Data extracted from a collection
<<<<
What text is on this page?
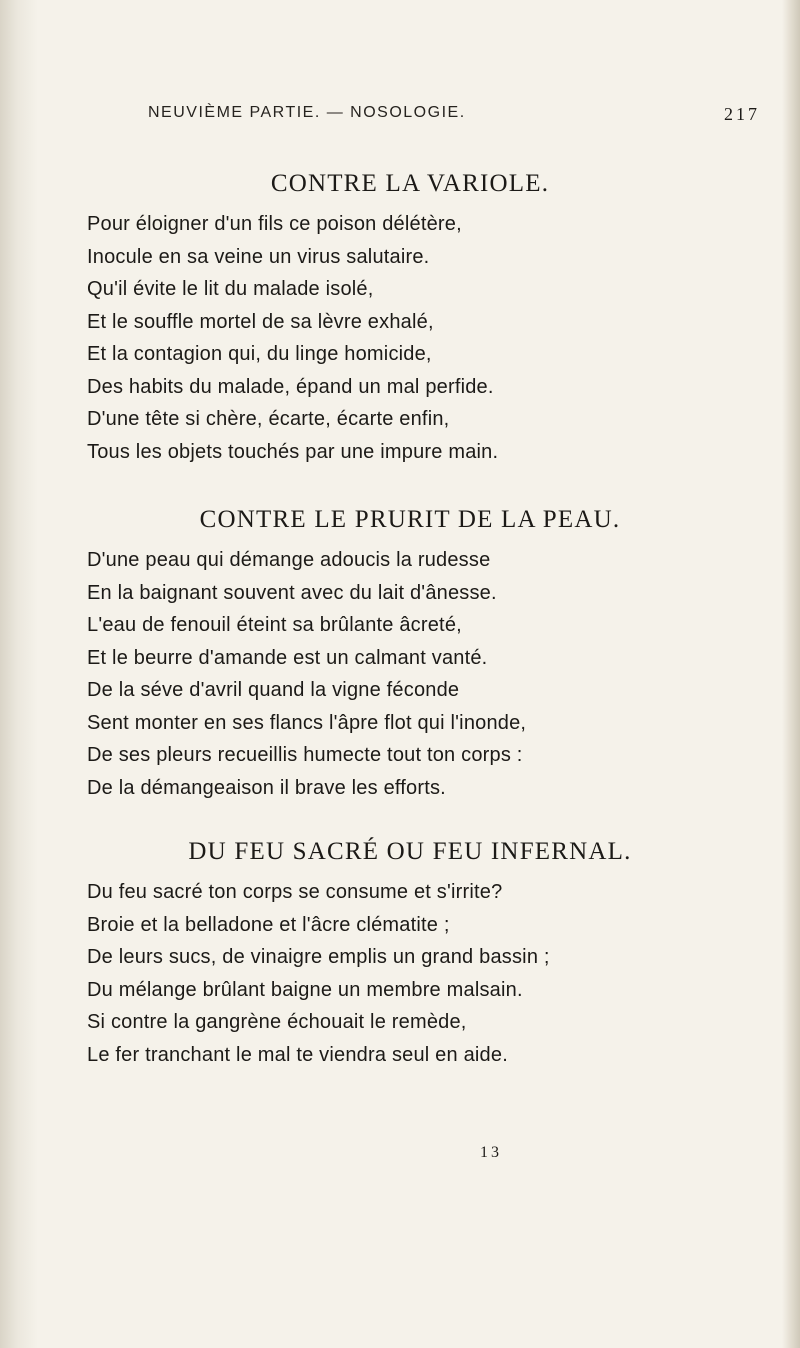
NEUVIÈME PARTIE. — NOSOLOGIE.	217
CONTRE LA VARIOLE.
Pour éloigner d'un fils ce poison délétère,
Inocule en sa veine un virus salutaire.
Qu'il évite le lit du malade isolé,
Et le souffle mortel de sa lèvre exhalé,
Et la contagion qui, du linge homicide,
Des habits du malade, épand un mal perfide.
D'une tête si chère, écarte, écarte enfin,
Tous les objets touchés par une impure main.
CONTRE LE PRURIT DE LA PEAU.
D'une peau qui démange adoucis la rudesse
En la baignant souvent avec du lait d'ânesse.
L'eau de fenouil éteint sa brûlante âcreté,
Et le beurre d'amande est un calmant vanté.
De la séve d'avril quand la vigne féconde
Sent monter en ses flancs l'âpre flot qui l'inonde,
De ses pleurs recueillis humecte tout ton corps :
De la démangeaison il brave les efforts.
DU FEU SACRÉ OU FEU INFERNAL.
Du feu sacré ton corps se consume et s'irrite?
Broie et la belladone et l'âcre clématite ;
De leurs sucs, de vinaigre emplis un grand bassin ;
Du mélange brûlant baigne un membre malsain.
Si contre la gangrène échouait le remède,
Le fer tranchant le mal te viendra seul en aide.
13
>>>>
<<<<
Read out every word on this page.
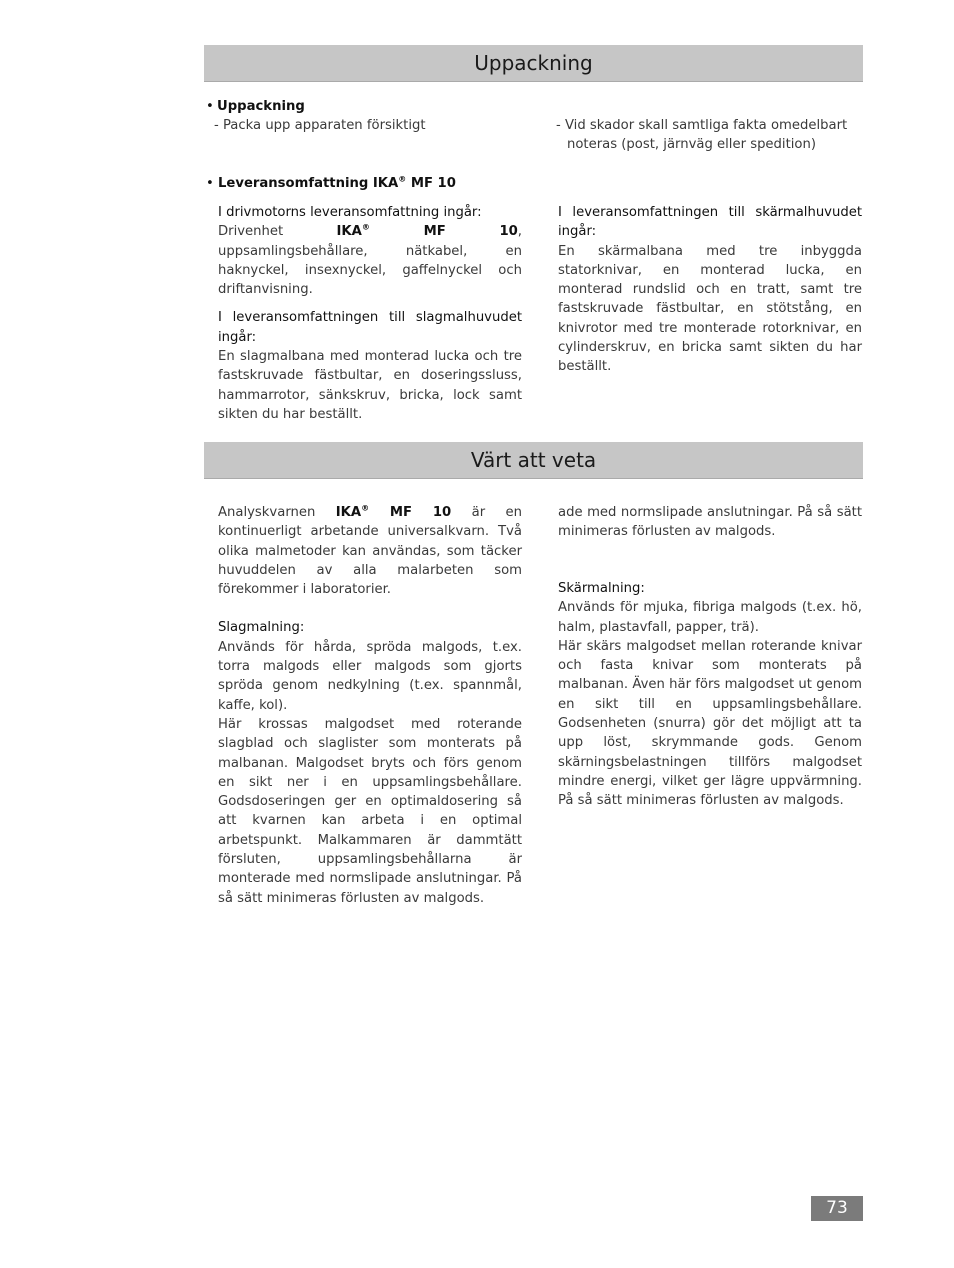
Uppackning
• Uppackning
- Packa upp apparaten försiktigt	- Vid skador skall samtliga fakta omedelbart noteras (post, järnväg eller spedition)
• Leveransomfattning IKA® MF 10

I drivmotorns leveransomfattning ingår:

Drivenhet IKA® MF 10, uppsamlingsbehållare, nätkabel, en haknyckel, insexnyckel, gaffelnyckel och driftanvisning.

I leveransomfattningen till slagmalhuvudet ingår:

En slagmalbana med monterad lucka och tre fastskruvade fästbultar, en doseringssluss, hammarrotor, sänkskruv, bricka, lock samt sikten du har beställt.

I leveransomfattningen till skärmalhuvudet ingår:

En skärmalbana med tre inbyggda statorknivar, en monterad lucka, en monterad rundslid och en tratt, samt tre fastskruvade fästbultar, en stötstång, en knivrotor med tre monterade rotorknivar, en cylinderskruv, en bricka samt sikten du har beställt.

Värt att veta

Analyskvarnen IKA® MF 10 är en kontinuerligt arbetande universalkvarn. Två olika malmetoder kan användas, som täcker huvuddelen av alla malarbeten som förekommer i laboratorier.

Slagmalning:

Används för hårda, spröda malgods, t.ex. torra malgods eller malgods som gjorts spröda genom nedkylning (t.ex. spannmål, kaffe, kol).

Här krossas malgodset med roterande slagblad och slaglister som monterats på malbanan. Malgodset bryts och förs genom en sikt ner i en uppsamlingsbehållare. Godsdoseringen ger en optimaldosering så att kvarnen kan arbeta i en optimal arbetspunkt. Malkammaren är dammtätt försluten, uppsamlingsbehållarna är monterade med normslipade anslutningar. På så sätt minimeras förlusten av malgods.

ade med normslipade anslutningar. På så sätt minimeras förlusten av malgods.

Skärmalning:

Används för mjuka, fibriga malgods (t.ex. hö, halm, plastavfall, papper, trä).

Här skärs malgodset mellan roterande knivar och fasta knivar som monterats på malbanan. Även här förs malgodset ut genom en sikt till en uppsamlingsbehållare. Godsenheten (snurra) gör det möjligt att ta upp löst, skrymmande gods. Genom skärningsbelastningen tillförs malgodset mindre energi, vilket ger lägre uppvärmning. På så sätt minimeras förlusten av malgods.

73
>>>>
<<<<
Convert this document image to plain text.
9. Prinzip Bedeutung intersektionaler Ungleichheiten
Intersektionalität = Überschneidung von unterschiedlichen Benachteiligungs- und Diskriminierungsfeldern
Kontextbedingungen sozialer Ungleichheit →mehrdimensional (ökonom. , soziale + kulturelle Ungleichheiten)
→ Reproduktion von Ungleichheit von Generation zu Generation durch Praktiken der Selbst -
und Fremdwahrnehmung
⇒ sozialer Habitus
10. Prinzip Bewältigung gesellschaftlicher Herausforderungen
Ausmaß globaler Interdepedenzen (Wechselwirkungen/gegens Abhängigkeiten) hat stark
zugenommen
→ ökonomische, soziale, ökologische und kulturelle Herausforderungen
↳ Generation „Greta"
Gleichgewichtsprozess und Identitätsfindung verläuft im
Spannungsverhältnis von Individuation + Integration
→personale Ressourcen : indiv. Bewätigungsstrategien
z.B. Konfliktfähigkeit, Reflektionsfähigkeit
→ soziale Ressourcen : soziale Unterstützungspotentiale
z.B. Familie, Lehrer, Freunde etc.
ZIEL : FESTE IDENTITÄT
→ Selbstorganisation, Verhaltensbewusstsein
>>>>
### WHAT YOU ARE ASKED TO DO
Where a line of the entries contains "normslipade", report that line.

### SOLUTION FOR THIS PROBLEM
Här krossas malgodset med roterande slagblad och slaglister som monterats på malbanan. Malgodset bryts och förs genom en sikt ner i en uppsamlingsbehållare. Godsdoseringen ger en optimaldosering så att kvarnen kan arbeta i en optimal arbetspunkt. Malkammaren är dammtätt försluten, uppsamlingsbehållarna är monterade med normslipade anslutningar. På så sätt minimeras förlusten av malgods.
ade med normslipade anslutningar. På så sätt minimeras förlusten av malgods.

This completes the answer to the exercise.